● **DATASET RECORDS**
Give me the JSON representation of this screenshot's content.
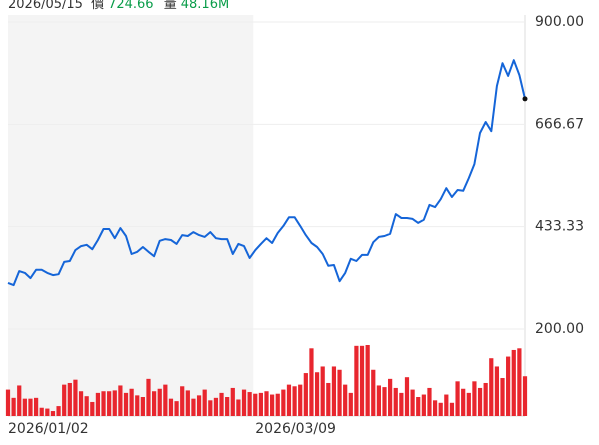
{
  "header": {
    "date": "2026/05/15",
    "price_label": "價",
    "price": "724.66",
    "volume_label": "量",
    "volume": "48.16M"
  },
  "chart_data": {
    "type": "line",
    "categories": [
      "2026/01/02",
      null,
      null,
      null,
      null,
      null,
      null,
      null,
      null,
      null,
      null,
      null,
      null,
      null,
      null,
      null,
      null,
      null,
      null,
      null,
      null,
      null,
      null,
      null,
      null,
      null,
      null,
      null,
      null,
      null,
      null,
      null,
      null,
      null,
      null,
      null,
      null,
      null,
      null,
      null,
      null,
      null,
      null,
      null,
      "2026/03/09",
      null,
      null,
      null,
      null,
      null,
      null,
      null,
      null,
      null,
      null,
      null,
      null,
      null,
      null,
      null,
      null,
      null,
      null,
      null,
      null,
      null,
      null,
      null,
      null,
      null,
      null,
      null,
      null,
      null,
      null,
      null,
      null,
      null,
      null,
      null,
      null,
      null,
      null,
      null,
      null,
      null,
      null,
      null,
      null,
      null,
      null,
      null,
      null
    ],
    "series": [
      {
        "color": "#1565d8",
        "values": [
          305,
          300,
          332,
          328,
          316,
          335,
          335,
          328,
          323,
          325,
          353,
          355,
          380,
          389,
          392,
          382,
          403,
          428,
          428,
          407,
          430,
          412,
          371,
          376,
          387,
          376,
          366,
          401,
          405,
          403,
          394,
          414,
          412,
          421,
          414,
          410,
          421,
          407,
          405,
          405,
          371,
          394,
          389,
          362,
          380,
          394,
          407,
          396,
          419,
          435,
          455,
          455,
          435,
          414,
          396,
          387,
          371,
          344,
          346,
          309,
          328,
          360,
          355,
          369,
          369,
          398,
          410,
          412,
          417,
          462,
          453,
          453,
          451,
          442,
          449,
          483,
          478,
          496,
          521,
          501,
          517,
          515,
          544,
          576,
          647,
          672,
          651,
          754,
          806,
          777,
          813,
          779,
          724.66
        ]
      },
      {
        "type": "bar",
        "color": "#e8262e",
        "values": [
          32,
          22,
          37,
          21,
          21,
          22,
          10,
          9,
          6,
          12,
          38,
          40,
          44,
          30,
          24,
          17,
          28,
          30,
          30,
          31,
          37,
          28,
          33,
          25,
          23,
          45,
          30,
          33,
          38,
          21,
          18,
          36,
          31,
          21,
          25,
          32,
          19,
          22,
          28,
          23,
          34,
          20,
          32,
          29,
          27,
          28,
          30,
          26,
          27,
          32,
          38,
          36,
          38,
          52,
          82,
          53,
          60,
          40,
          60,
          56,
          38,
          28,
          85,
          85,
          86,
          56,
          37,
          35,
          45,
          34,
          28,
          47,
          32,
          23,
          26,
          34,
          19,
          16,
          26,
          16,
          42,
          33,
          28,
          42,
          34,
          40,
          70,
          60,
          46,
          72,
          80,
          82,
          48.16
        ]
      }
    ],
    "ylim": [
      200,
      900
    ],
    "yticks": [
      {
        "value": 900,
        "label": "900.00"
      },
      666.67,
      433.33,
      {
        "value": 200,
        "label": "200.00"
      }
    ],
    "grid": true
  }
}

● **WHAT IS NEEDED**
Leaving aside the images, write out the entries above word for word.

● **FULL OUTPUT**
Give me the JSON representation of this screenshot's content.
{
  "header": {
    "date": "2026/05/15",
    "price_label": "價",
    "price": "724.66",
    "volume_label": "量",
    "volume": "48.16M"
  },
  "chart_data": {
    "type": "line",
    "categories": [
      "2026/01/02",
      null,
      null,
      null,
      null,
      null,
      null,
      null,
      null,
      null,
      null,
      null,
      null,
      null,
      null,
      null,
      null,
      null,
      null,
      null,
      null,
      null,
      null,
      null,
      null,
      null,
      null,
      null,
      null,
      null,
      null,
      null,
      null,
      null,
      null,
      null,
      null,
      null,
      null,
      null,
      null,
      null,
      null,
      null,
      "2026/03/09",
      null,
      null,
      null,
      null,
      null,
      null,
      null,
      null,
      null,
      null,
      null,
      null,
      null,
      null,
      null,
      null,
      null,
      null,
      null,
      null,
      null,
      null,
      null,
      null,
      null,
      null,
      null,
      null,
      null,
      null,
      null,
      null,
      null,
      null,
      null,
      null,
      null,
      null,
      null,
      null,
      null,
      null,
      null,
      null,
      null,
      null,
      null,
      null
    ],
    "series": [
      {
        "color": "#1565d8",
        "values": [
          305,
          300,
          332,
          328,
          316,
          335,
          335,
          328,
          323,
          325,
          353,
          355,
          380,
          389,
          392,
          382,
          403,
          428,
          428,
          407,
          430,
          412,
          371,
          376,
          387,
          376,
          366,
          401,
          405,
          403,
          394,
          414,
          412,
          421,
          414,
          410,
          421,
          407,
          405,
          405,
          371,
          394,
          389,
          362,
          380,
          394,
          407,
          396,
          419,
          435,
          455,
          455,
          435,
          414,
          396,
          387,
          371,
          344,
          346,
          309,
          328,
          360,
          355,
          369,
          369,
          398,
          410,
          412,
          417,
          462,
          453,
          453,
          451,
          442,
          449,
          483,
          478,
          496,
          521,
          501,
          517,
          515,
          544,
          576,
          647,
          672,
          651,
          754,
          806,
          777,
          813,
          779,
          724.66
        ]
      },
      {
        "type": "bar",
        "color": "#e8262e",
        "values": [
          32,
          22,
          37,
          21,
          21,
          22,
          10,
          9,
          6,
          12,
          38,
          40,
          44,
          30,
          24,
          17,
          28,
          30,
          30,
          31,
          37,
          28,
          33,
          25,
          23,
          45,
          30,
          33,
          38,
          21,
          18,
          36,
          31,
          21,
          25,
          32,
          19,
          22,
          28,
          23,
          34,
          20,
          32,
          29,
          27,
          28,
          30,
          26,
          27,
          32,
          38,
          36,
          38,
          52,
          82,
          53,
          60,
          40,
          60,
          56,
          38,
          28,
          85,
          85,
          86,
          56,
          37,
          35,
          45,
          34,
          28,
          47,
          32,
          23,
          26,
          34,
          19,
          16,
          26,
          16,
          42,
          33,
          28,
          42,
          34,
          40,
          70,
          60,
          46,
          72,
          80,
          82,
          48.16
        ]
      }
    ],
    "ylim": [
      200,
      900
    ],
    "yticks": [
      {
        "value": 900,
        "label": "900.00"
      },
      666.67,
      433.33,
      {
        "value": 200,
        "label": "200.00"
      }
    ],
    "grid": true
  }
}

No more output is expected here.